#### DATA EXCERPTS
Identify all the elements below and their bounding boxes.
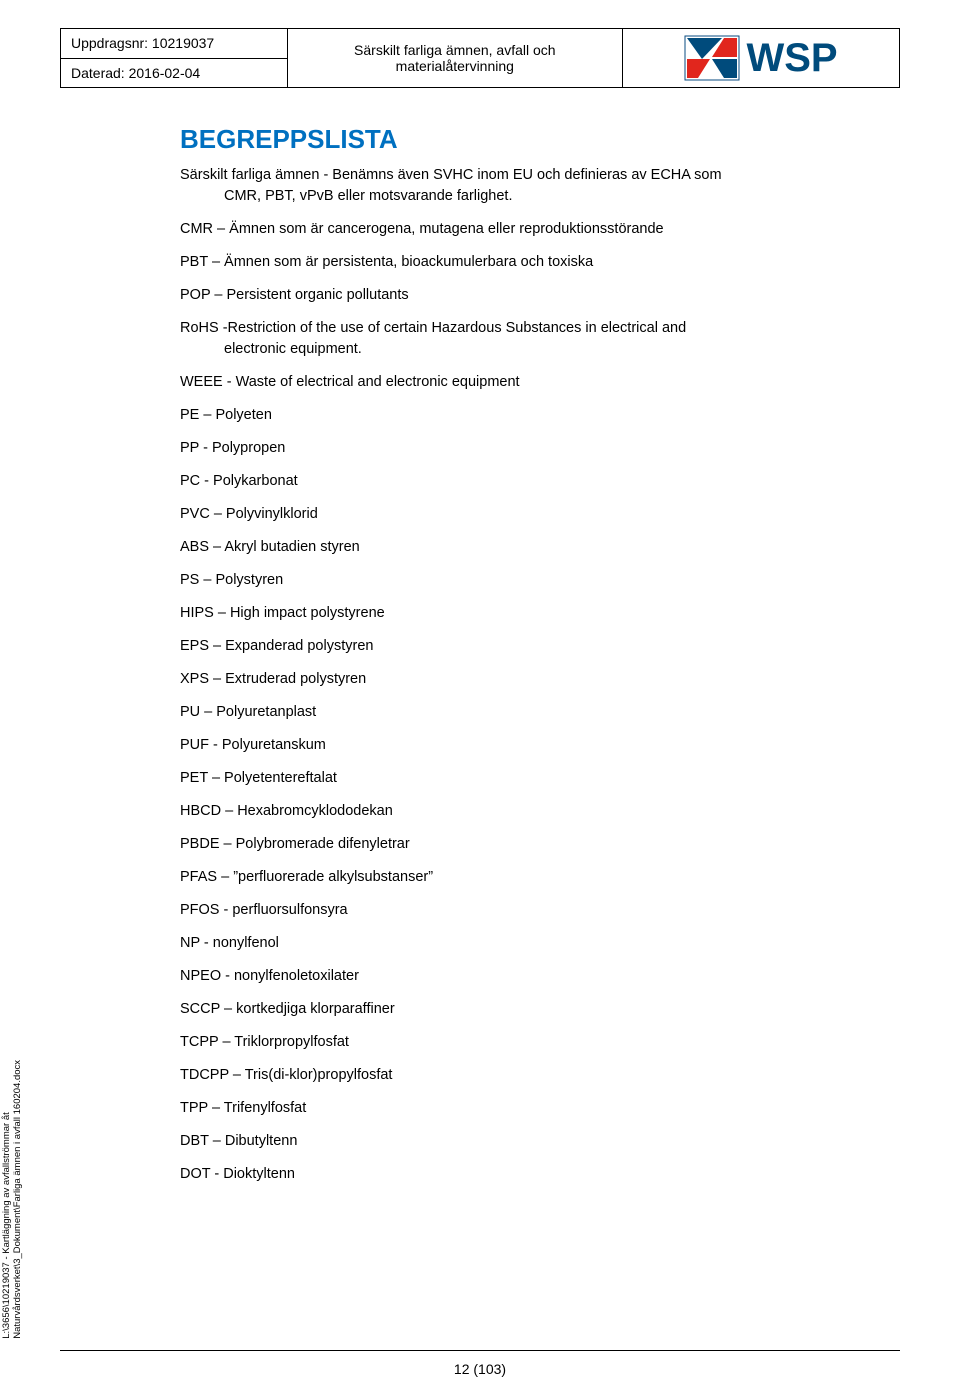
abbreviation-item: NPEO - nonylfenoletoxilater: [180, 966, 880, 987]
definition-main: WEEE - Waste of electrical and electroni…: [180, 372, 880, 393]
header-uppdrag: Uppdragsnr: 10219037: [61, 29, 288, 59]
wsp-logo-mark: [684, 35, 740, 81]
abbreviation-item: ABS – Akryl butadien styren: [180, 537, 880, 558]
abbreviation-item: TCPP – Triklorpropylfosfat: [180, 1032, 880, 1053]
abbreviation-item: SCCP – kortkedjiga klorparaffiner: [180, 999, 880, 1020]
definition-item: POP – Persistent organic pollutants: [180, 285, 880, 306]
file-path-vertical: L:\3656\10219037 - Kartläggning av avfal…: [1, 1060, 24, 1339]
abbreviation-item: PE – Polyeten: [180, 405, 880, 426]
abbreviation-item: PET – Polyetentereftalat: [180, 768, 880, 789]
abbreviation-item: PP - Polypropen: [180, 438, 880, 459]
definition-main: RoHS -Restriction of the use of certain …: [180, 318, 880, 339]
abbreviation-item: PFAS – ”perfluorerade alkylsubstanser”: [180, 867, 880, 888]
abbreviation-item: HBCD – Hexabromcyklododekan: [180, 801, 880, 822]
abbreviation-item: XPS – Extruderad polystyren: [180, 669, 880, 690]
footer-divider: [60, 1350, 900, 1351]
wsp-logo-text: WSP: [746, 38, 837, 78]
abbreviation-item: PBDE – Polybromerade difenyletrar: [180, 834, 880, 855]
definition-item: RoHS -Restriction of the use of certain …: [180, 318, 880, 360]
file-path-line1: L:\3656\10219037 - Kartläggning av avfal…: [1, 1060, 12, 1339]
header-daterad: Daterad: 2016-02-04: [61, 58, 288, 88]
page-number: 12 (103): [0, 1361, 960, 1377]
intro-line-2: CMR, PBT, vPvB eller motsvarande farligh…: [180, 186, 880, 207]
abbreviation-item: HIPS – High impact polystyrene: [180, 603, 880, 624]
definition-main: CMR – Ämnen som är cancerogena, mutagena…: [180, 219, 880, 240]
definition-main: PBT – Ämnen som är persistenta, bioackum…: [180, 252, 880, 273]
intro-line-1: Särskilt farliga ämnen - Benämns även SV…: [180, 165, 880, 186]
header-logo-cell: WSP: [623, 29, 900, 88]
definition-main: POP – Persistent organic pollutants: [180, 285, 880, 306]
document-body: BEGREPPSLISTA Särskilt farliga ämnen - B…: [60, 124, 900, 1186]
file-path-line2: Naturvårdsverket\3_Dokument\Farliga ämne…: [13, 1060, 24, 1339]
abbreviation-item: PVC – Polyvinylklorid: [180, 504, 880, 525]
document-header: Uppdragsnr: 10219037 Särskilt farliga äm…: [60, 28, 900, 88]
abbreviation-item: TPP – Trifenylfosfat: [180, 1098, 880, 1119]
definition-item: WEEE - Waste of electrical and electroni…: [180, 372, 880, 393]
abbreviation-item: EPS – Expanderad polystyren: [180, 636, 880, 657]
abbreviation-item: PS – Polystyren: [180, 570, 880, 591]
abbreviation-item: PC - Polykarbonat: [180, 471, 880, 492]
header-center-line2: materialåtervinning: [298, 58, 613, 74]
section-title: BEGREPPSLISTA: [180, 124, 880, 155]
wsp-logo: WSP: [631, 35, 891, 81]
abbreviation-item: TDCPP – Tris(di-klor)propylfosfat: [180, 1065, 880, 1086]
definition-item: PBT – Ämnen som är persistenta, bioackum…: [180, 252, 880, 273]
abbreviation-item: DOT - Dioktyltenn: [180, 1164, 880, 1185]
header-center-line1: Särskilt farliga ämnen, avfall och: [298, 42, 613, 58]
abbreviation-item: DBT – Dibutyltenn: [180, 1131, 880, 1152]
abbreviation-item: NP - nonylfenol: [180, 933, 880, 954]
definition-continuation: electronic equipment.: [180, 339, 880, 360]
abbreviation-item: PFOS - perfluorsulfonsyra: [180, 900, 880, 921]
definition-item: CMR – Ämnen som är cancerogena, mutagena…: [180, 219, 880, 240]
abbreviation-item: PUF - Polyuretanskum: [180, 735, 880, 756]
abbreviation-item: PU – Polyuretanplast: [180, 702, 880, 723]
header-title-cell: Särskilt farliga ämnen, avfall och mater…: [287, 29, 623, 88]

#### AIM
Copy every line above exactly as it appears, omitting the picture.

#### RESPONSE FOR THIS EXERCISE
Identify all the elements below and their bounding boxes.
abbreviation-item: NPEO - nonylfenoletoxilater: [180, 966, 880, 987]
definition-main: WEEE - Waste of electrical and electroni…: [180, 372, 880, 393]
header-uppdrag: Uppdragsnr: 10219037: [61, 29, 288, 59]
wsp-logo-mark: [684, 35, 740, 81]
abbreviation-item: ABS – Akryl butadien styren: [180, 537, 880, 558]
abbreviation-item: TCPP – Triklorpropylfosfat: [180, 1032, 880, 1053]
abbreviation-item: SCCP – kortkedjiga klorparaffiner: [180, 999, 880, 1020]
definition-item: POP – Persistent organic pollutants: [180, 285, 880, 306]
file-path-vertical: L:\3656\10219037 - Kartläggning av avfal…: [1, 1060, 24, 1339]
abbreviation-item: PE – Polyeten: [180, 405, 880, 426]
abbreviation-item: PET – Polyetentereftalat: [180, 768, 880, 789]
abbreviation-item: PP - Polypropen: [180, 438, 880, 459]
definition-main: RoHS -Restriction of the use of certain …: [180, 318, 880, 339]
abbreviation-item: PFAS – ”perfluorerade alkylsubstanser”: [180, 867, 880, 888]
abbreviation-item: HBCD – Hexabromcyklododekan: [180, 801, 880, 822]
abbreviation-item: XPS – Extruderad polystyren: [180, 669, 880, 690]
footer-divider: [60, 1350, 900, 1351]
wsp-logo-text: WSP: [746, 38, 837, 78]
abbreviation-item: PBDE – Polybromerade difenyletrar: [180, 834, 880, 855]
definition-item: RoHS -Restriction of the use of certain …: [180, 318, 880, 360]
file-path-line1: L:\3656\10219037 - Kartläggning av avfal…: [1, 1060, 12, 1339]
header-daterad: Daterad: 2016-02-04: [61, 58, 288, 88]
page-number: 12 (103): [0, 1361, 960, 1377]
intro-line-2: CMR, PBT, vPvB eller motsvarande farligh…: [180, 186, 880, 207]
abbreviation-item: HIPS – High impact polystyrene: [180, 603, 880, 624]
definition-main: CMR – Ämnen som är cancerogena, mutagena…: [180, 219, 880, 240]
definition-main: PBT – Ämnen som är persistenta, bioackum…: [180, 252, 880, 273]
intro-line-1: Särskilt farliga ämnen - Benämns även SV…: [180, 165, 880, 186]
header-logo-cell: WSP: [623, 29, 900, 88]
definition-main: POP – Persistent organic pollutants: [180, 285, 880, 306]
document-body: BEGREPPSLISTA Särskilt farliga ämnen - B…: [60, 124, 900, 1186]
file-path-line2: Naturvårdsverket\3_Dokument\Farliga ämne…: [13, 1060, 24, 1339]
abbreviation-item: PVC – Polyvinylklorid: [180, 504, 880, 525]
document-header: Uppdragsnr: 10219037 Särskilt farliga äm…: [60, 28, 900, 88]
abbreviation-item: TPP – Trifenylfosfat: [180, 1098, 880, 1119]
definition-item: WEEE - Waste of electrical and electroni…: [180, 372, 880, 393]
abbreviation-item: EPS – Expanderad polystyren: [180, 636, 880, 657]
abbreviation-item: PS – Polystyren: [180, 570, 880, 591]
abbreviation-item: PC - Polykarbonat: [180, 471, 880, 492]
header-center-line2: materialåtervinning: [298, 58, 613, 74]
section-title: BEGREPPSLISTA: [180, 124, 880, 155]
wsp-logo: WSP: [631, 35, 891, 81]
abbreviation-item: TDCPP – Tris(di-klor)propylfosfat: [180, 1065, 880, 1086]
definition-item: PBT – Ämnen som är persistenta, bioackum…: [180, 252, 880, 273]
abbreviation-item: DOT - Dioktyltenn: [180, 1164, 880, 1185]
header-center-line1: Särskilt farliga ämnen, avfall och: [298, 42, 613, 58]
abbreviation-item: DBT – Dibutyltenn: [180, 1131, 880, 1152]
abbreviation-item: NP - nonylfenol: [180, 933, 880, 954]
definition-continuation: electronic equipment.: [180, 339, 880, 360]
abbreviation-item: PFOS - perfluorsulfonsyra: [180, 900, 880, 921]
definition-item: CMR – Ämnen som är cancerogena, mutagena…: [180, 219, 880, 240]
abbreviation-item: PUF - Polyuretanskum: [180, 735, 880, 756]
abbreviation-item: PU – Polyuretanplast: [180, 702, 880, 723]
header-title-cell: Särskilt farliga ämnen, avfall och mater…: [287, 29, 623, 88]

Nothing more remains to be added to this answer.